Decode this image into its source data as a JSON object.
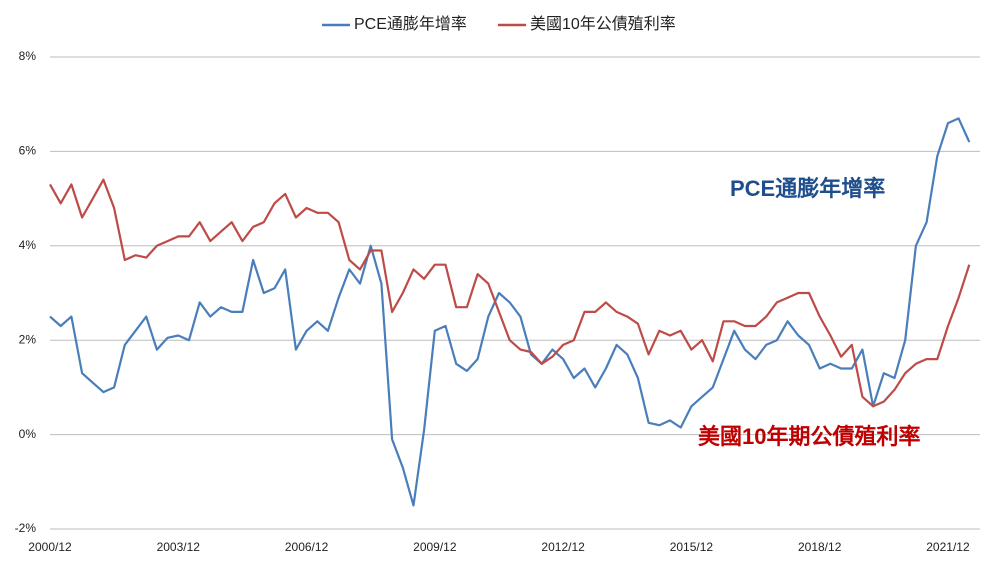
{
  "chart_data": {
    "type": "line",
    "categories": [
      "2000/12",
      null,
      null,
      null,
      null,
      null,
      null,
      null,
      null,
      null,
      null,
      null,
      "2003/12",
      null,
      null,
      null,
      null,
      null,
      null,
      null,
      null,
      null,
      null,
      null,
      "2006/12",
      null,
      null,
      null,
      null,
      null,
      null,
      null,
      null,
      null,
      null,
      null,
      "2009/12",
      null,
      null,
      null,
      null,
      null,
      null,
      null,
      null,
      null,
      null,
      null,
      "2012/12",
      null,
      null,
      null,
      null,
      null,
      null,
      null,
      null,
      null,
      null,
      null,
      "2015/12",
      null,
      null,
      null,
      null,
      null,
      null,
      null,
      null,
      null,
      null,
      null,
      "2018/12",
      null,
      null,
      null,
      null,
      null,
      null,
      null,
      null,
      null,
      null,
      null,
      "2021/12",
      null,
      null
    ],
    "series": [
      {
        "name": "PCE通膨年增率",
        "color": "#4a7ebb",
        "values": [
          2.5,
          2.3,
          2.5,
          1.3,
          1.1,
          0.9,
          1.0,
          1.9,
          2.2,
          2.5,
          1.8,
          2.05,
          2.1,
          2.0,
          2.8,
          2.5,
          2.7,
          2.6,
          2.6,
          3.7,
          3.0,
          3.1,
          3.5,
          1.8,
          2.2,
          2.4,
          2.2,
          2.9,
          3.5,
          3.2,
          4.0,
          3.2,
          -0.1,
          -0.7,
          -1.5,
          0.1,
          2.2,
          2.3,
          1.5,
          1.35,
          1.6,
          2.5,
          3.0,
          2.8,
          2.5,
          1.7,
          1.5,
          1.8,
          1.6,
          1.2,
          1.4,
          1.0,
          1.4,
          1.9,
          1.7,
          1.2,
          0.25,
          0.2,
          0.3,
          0.15,
          0.6,
          0.8,
          1.0,
          1.6,
          2.2,
          1.8,
          1.6,
          1.9,
          2.0,
          2.4,
          2.1,
          1.9,
          1.4,
          1.5,
          1.4,
          1.4,
          1.8,
          0.6,
          1.3,
          1.2,
          2.0,
          4.0,
          4.5,
          5.9,
          6.6,
          6.7,
          6.2
        ]
      },
      {
        "name": "美國10年公債殖利率",
        "color": "#be4b48",
        "values": [
          5.3,
          4.9,
          5.3,
          4.6,
          5.0,
          5.4,
          4.8,
          3.7,
          3.8,
          3.75,
          4.0,
          4.1,
          4.2,
          4.2,
          4.5,
          4.1,
          4.3,
          4.5,
          4.1,
          4.4,
          4.5,
          4.9,
          5.1,
          4.6,
          4.8,
          4.7,
          4.7,
          4.5,
          3.7,
          3.5,
          3.9,
          3.9,
          2.6,
          3.0,
          3.5,
          3.3,
          3.6,
          3.6,
          2.7,
          2.7,
          3.4,
          3.2,
          2.6,
          2.0,
          1.8,
          1.75,
          1.5,
          1.65,
          1.9,
          2.0,
          2.6,
          2.6,
          2.8,
          2.6,
          2.5,
          2.35,
          1.7,
          2.2,
          2.1,
          2.2,
          1.8,
          2.0,
          1.55,
          2.4,
          2.4,
          2.3,
          2.3,
          2.5,
          2.8,
          2.9,
          3.0,
          3.0,
          2.5,
          2.1,
          1.65,
          1.9,
          0.8,
          0.6,
          0.7,
          0.95,
          1.3,
          1.5,
          1.6,
          1.6,
          2.3,
          2.9,
          3.6
        ]
      }
    ],
    "annotations": [
      "PCE通膨年增率",
      "美國10年期公債殖利率"
    ],
    "ylim": [
      -2,
      8
    ],
    "yticks": [
      {
        "value": -2,
        "label": "-2%"
      },
      {
        "value": 0,
        "label": "0%"
      },
      {
        "value": 2,
        "label": "2%"
      },
      {
        "value": 4,
        "label": "4%"
      },
      {
        "value": 6,
        "label": "6%"
      },
      {
        "value": 8,
        "label": "8%"
      }
    ],
    "grid": true,
    "legend": "top"
  }
}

•••

### Exercise task
From the material above, gather all lines that include the string "label" and copy them.

### Answer below
        "label": "-2%"
        "label": "0%"
        "label": "2%"
        "label": "4%"
        "label": "6%"
        "label": "8%"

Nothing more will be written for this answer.